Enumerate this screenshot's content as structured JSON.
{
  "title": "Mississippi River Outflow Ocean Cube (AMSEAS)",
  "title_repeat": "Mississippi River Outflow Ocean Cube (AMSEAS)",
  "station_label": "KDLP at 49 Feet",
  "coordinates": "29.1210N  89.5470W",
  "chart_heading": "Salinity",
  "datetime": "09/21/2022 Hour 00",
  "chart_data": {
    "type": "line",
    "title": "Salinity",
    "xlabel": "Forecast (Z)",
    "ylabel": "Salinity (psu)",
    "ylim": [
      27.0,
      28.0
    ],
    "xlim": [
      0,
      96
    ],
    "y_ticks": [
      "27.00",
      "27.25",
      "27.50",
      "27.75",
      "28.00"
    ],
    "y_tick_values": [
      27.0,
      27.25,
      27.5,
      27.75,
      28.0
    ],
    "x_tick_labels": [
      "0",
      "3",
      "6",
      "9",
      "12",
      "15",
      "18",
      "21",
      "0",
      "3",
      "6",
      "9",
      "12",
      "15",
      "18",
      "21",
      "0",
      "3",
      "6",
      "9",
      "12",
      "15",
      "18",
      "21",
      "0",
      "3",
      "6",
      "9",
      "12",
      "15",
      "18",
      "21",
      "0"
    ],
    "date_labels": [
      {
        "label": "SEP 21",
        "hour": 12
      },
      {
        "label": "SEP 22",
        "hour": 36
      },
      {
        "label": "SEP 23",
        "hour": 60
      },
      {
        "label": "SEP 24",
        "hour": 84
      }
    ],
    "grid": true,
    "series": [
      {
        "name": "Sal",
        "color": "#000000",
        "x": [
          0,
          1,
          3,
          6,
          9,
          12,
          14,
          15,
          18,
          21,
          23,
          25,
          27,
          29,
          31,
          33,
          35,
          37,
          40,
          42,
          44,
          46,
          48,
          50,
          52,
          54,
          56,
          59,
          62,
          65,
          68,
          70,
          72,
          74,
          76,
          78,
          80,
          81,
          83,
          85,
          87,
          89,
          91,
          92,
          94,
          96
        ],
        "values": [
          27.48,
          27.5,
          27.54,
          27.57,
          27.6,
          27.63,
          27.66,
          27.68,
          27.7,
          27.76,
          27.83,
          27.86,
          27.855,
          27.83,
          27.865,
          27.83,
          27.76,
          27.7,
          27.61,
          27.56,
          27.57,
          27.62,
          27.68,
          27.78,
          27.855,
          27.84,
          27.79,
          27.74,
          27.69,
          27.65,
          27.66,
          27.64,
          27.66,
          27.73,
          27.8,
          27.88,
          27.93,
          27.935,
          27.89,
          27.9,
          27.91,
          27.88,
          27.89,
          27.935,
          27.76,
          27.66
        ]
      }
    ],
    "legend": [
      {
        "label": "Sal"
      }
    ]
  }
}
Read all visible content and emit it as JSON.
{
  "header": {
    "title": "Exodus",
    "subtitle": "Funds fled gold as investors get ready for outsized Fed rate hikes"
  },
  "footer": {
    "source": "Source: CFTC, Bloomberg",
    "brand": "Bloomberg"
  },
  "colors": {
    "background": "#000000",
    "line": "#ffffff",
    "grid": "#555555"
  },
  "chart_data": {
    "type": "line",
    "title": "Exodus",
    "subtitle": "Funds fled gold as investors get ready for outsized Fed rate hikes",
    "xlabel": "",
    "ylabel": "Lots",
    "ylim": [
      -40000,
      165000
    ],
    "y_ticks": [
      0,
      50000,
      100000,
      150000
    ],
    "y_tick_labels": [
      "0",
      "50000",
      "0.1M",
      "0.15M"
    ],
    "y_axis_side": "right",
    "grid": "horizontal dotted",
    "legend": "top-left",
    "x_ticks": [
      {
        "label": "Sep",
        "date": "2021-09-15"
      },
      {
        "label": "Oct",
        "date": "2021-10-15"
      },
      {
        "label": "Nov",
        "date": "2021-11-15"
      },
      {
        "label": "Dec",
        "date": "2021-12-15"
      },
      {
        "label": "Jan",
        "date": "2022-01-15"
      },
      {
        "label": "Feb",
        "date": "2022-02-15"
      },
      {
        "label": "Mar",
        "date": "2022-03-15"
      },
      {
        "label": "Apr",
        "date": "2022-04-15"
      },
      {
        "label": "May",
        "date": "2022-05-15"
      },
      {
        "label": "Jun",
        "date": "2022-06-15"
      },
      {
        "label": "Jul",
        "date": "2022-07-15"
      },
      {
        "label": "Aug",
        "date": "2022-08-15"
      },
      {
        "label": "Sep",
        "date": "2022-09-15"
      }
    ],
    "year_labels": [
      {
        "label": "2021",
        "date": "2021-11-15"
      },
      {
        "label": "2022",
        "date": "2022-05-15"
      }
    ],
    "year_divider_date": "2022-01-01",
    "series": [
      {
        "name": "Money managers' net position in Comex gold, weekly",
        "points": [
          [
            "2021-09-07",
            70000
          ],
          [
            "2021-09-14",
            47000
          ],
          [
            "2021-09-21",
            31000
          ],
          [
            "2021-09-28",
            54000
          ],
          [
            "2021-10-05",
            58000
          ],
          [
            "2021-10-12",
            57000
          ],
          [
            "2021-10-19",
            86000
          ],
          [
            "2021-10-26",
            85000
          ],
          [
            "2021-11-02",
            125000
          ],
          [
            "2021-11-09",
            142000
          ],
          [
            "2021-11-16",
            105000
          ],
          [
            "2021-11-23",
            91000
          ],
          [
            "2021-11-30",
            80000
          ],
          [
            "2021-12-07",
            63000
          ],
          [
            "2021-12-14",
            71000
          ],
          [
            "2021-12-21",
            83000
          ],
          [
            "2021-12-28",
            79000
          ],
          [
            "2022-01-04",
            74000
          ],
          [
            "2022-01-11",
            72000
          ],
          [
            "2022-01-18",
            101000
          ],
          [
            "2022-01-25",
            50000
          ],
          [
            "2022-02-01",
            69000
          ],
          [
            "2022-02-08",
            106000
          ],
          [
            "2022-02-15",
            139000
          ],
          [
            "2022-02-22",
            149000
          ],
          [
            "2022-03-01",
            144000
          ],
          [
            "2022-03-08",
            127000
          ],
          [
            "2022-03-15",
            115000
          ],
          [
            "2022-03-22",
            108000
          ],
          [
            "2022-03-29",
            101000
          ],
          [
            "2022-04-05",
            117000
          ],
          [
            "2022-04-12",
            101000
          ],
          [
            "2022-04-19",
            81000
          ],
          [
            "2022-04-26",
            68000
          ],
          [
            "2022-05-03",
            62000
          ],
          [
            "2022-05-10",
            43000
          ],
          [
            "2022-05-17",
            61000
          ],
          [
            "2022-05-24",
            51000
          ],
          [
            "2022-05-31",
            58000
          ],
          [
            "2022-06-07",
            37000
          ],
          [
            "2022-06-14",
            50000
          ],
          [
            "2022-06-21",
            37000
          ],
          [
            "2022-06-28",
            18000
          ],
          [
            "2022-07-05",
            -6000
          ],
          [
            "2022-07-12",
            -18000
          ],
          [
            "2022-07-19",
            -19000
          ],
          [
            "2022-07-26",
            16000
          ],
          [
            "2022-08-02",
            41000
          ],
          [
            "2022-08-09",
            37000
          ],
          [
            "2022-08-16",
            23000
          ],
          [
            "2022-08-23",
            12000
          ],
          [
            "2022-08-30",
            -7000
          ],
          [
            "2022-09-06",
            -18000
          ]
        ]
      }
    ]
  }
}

+ + + + + + +

Written exercise: Copy out the whole listing, exactly as written.

Solution:
Enumerate this screenshot's content as structured JSON.
{
  "title": "Mississippi River Outflow Ocean Cube (AMSEAS)",
  "title_repeat": "Mississippi River Outflow Ocean Cube (AMSEAS)",
  "station_label": "KDLP at 49 Feet",
  "coordinates": "29.1210N  89.5470W",
  "chart_heading": "Salinity",
  "datetime": "09/21/2022 Hour 00",
  "chart_data": {
    "type": "line",
    "title": "Salinity",
    "xlabel": "Forecast (Z)",
    "ylabel": "Salinity (psu)",
    "ylim": [
      27.0,
      28.0
    ],
    "xlim": [
      0,
      96
    ],
    "y_ticks": [
      "27.00",
      "27.25",
      "27.50",
      "27.75",
      "28.00"
    ],
    "y_tick_values": [
      27.0,
      27.25,
      27.5,
      27.75,
      28.0
    ],
    "x_tick_labels": [
      "0",
      "3",
      "6",
      "9",
      "12",
      "15",
      "18",
      "21",
      "0",
      "3",
      "6",
      "9",
      "12",
      "15",
      "18",
      "21",
      "0",
      "3",
      "6",
      "9",
      "12",
      "15",
      "18",
      "21",
      "0",
      "3",
      "6",
      "9",
      "12",
      "15",
      "18",
      "21",
      "0"
    ],
    "date_labels": [
      {
        "label": "SEP 21",
        "hour": 12
      },
      {
        "label": "SEP 22",
        "hour": 36
      },
      {
        "label": "SEP 23",
        "hour": 60
      },
      {
        "label": "SEP 24",
        "hour": 84
      }
    ],
    "grid": true,
    "series": [
      {
        "name": "Sal",
        "color": "#000000",
        "x": [
          0,
          1,
          3,
          6,
          9,
          12,
          14,
          15,
          18,
          21,
          23,
          25,
          27,
          29,
          31,
          33,
          35,
          37,
          40,
          42,
          44,
          46,
          48,
          50,
          52,
          54,
          56,
          59,
          62,
          65,
          68,
          70,
          72,
          74,
          76,
          78,
          80,
          81,
          83,
          85,
          87,
          89,
          91,
          92,
          94,
          96
        ],
        "values": [
          27.48,
          27.5,
          27.54,
          27.57,
          27.6,
          27.63,
          27.66,
          27.68,
          27.7,
          27.76,
          27.83,
          27.86,
          27.855,
          27.83,
          27.865,
          27.83,
          27.76,
          27.7,
          27.61,
          27.56,
          27.57,
          27.62,
          27.68,
          27.78,
          27.855,
          27.84,
          27.79,
          27.74,
          27.69,
          27.65,
          27.66,
          27.64,
          27.66,
          27.73,
          27.8,
          27.88,
          27.93,
          27.935,
          27.89,
          27.9,
          27.91,
          27.88,
          27.89,
          27.935,
          27.76,
          27.66
        ]
      }
    ],
    "legend": [
      {
        "label": "Sal"
      }
    ]
  }
}
Read all visible content and emit it as JSON.
{
  "header": {
    "title": "Exodus",
    "subtitle": "Funds fled gold as investors get ready for outsized Fed rate hikes"
  },
  "footer": {
    "source": "Source: CFTC, Bloomberg",
    "brand": "Bloomberg"
  },
  "colors": {
    "background": "#000000",
    "line": "#ffffff",
    "grid": "#555555"
  },
  "chart_data": {
    "type": "line",
    "title": "Exodus",
    "subtitle": "Funds fled gold as investors get ready for outsized Fed rate hikes",
    "xlabel": "",
    "ylabel": "Lots",
    "ylim": [
      -40000,
      165000
    ],
    "y_ticks": [
      0,
      50000,
      100000,
      150000
    ],
    "y_tick_labels": [
      "0",
      "50000",
      "0.1M",
      "0.15M"
    ],
    "y_axis_side": "right",
    "grid": "horizontal dotted",
    "legend": "top-left",
    "x_ticks": [
      {
        "label": "Sep",
        "date": "2021-09-15"
      },
      {
        "label": "Oct",
        "date": "2021-10-15"
      },
      {
        "label": "Nov",
        "date": "2021-11-15"
      },
      {
        "label": "Dec",
        "date": "2021-12-15"
      },
      {
        "label": "Jan",
        "date": "2022-01-15"
      },
      {
        "label": "Feb",
        "date": "2022-02-15"
      },
      {
        "label": "Mar",
        "date": "2022-03-15"
      },
      {
        "label": "Apr",
        "date": "2022-04-15"
      },
      {
        "label": "May",
        "date": "2022-05-15"
      },
      {
        "label": "Jun",
        "date": "2022-06-15"
      },
      {
        "label": "Jul",
        "date": "2022-07-15"
      },
      {
        "label": "Aug",
        "date": "2022-08-15"
      },
      {
        "label": "Sep",
        "date": "2022-09-15"
      }
    ],
    "year_labels": [
      {
        "label": "2021",
        "date": "2021-11-15"
      },
      {
        "label": "2022",
        "date": "2022-05-15"
      }
    ],
    "year_divider_date": "2022-01-01",
    "series": [
      {
        "name": "Money managers' net position in Comex gold, weekly",
        "points": [
          [
            "2021-09-07",
            70000
          ],
          [
            "2021-09-14",
            47000
          ],
          [
            "2021-09-21",
            31000
          ],
          [
            "2021-09-28",
            54000
          ],
          [
            "2021-10-05",
            58000
          ],
          [
            "2021-10-12",
            57000
          ],
          [
            "2021-10-19",
            86000
          ],
          [
            "2021-10-26",
            85000
          ],
          [
            "2021-11-02",
            125000
          ],
          [
            "2021-11-09",
            142000
          ],
          [
            "2021-11-16",
            105000
          ],
          [
            "2021-11-23",
            91000
          ],
          [
            "2021-11-30",
            80000
          ],
          [
            "2021-12-07",
            63000
          ],
          [
            "2021-12-14",
            71000
          ],
          [
            "2021-12-21",
            83000
          ],
          [
            "2021-12-28",
            79000
          ],
          [
            "2022-01-04",
            74000
          ],
          [
            "2022-01-11",
            72000
          ],
          [
            "2022-01-18",
            101000
          ],
          [
            "2022-01-25",
            50000
          ],
          [
            "2022-02-01",
            69000
          ],
          [
            "2022-02-08",
            106000
          ],
          [
            "2022-02-15",
            139000
          ],
          [
            "2022-02-22",
            149000
          ],
          [
            "2022-03-01",
            144000
          ],
          [
            "2022-03-08",
            127000
          ],
          [
            "2022-03-15",
            115000
          ],
          [
            "2022-03-22",
            108000
          ],
          [
            "2022-03-29",
            101000
          ],
          [
            "2022-04-05",
            117000
          ],
          [
            "2022-04-12",
            101000
          ],
          [
            "2022-04-19",
            81000
          ],
          [
            "2022-04-26",
            68000
          ],
          [
            "2022-05-03",
            62000
          ],
          [
            "2022-05-10",
            43000
          ],
          [
            "2022-05-17",
            61000
          ],
          [
            "2022-05-24",
            51000
          ],
          [
            "2022-05-31",
            58000
          ],
          [
            "2022-06-07",
            37000
          ],
          [
            "2022-06-14",
            50000
          ],
          [
            "2022-06-21",
            37000
          ],
          [
            "2022-06-28",
            18000
          ],
          [
            "2022-07-05",
            -6000
          ],
          [
            "2022-07-12",
            -18000
          ],
          [
            "2022-07-19",
            -19000
          ],
          [
            "2022-07-26",
            16000
          ],
          [
            "2022-08-02",
            41000
          ],
          [
            "2022-08-09",
            37000
          ],
          [
            "2022-08-16",
            23000
          ],
          [
            "2022-08-23",
            12000
          ],
          [
            "2022-08-30",
            -7000
          ],
          [
            "2022-09-06",
            -18000
          ]
        ]
      }
    ]
  }
}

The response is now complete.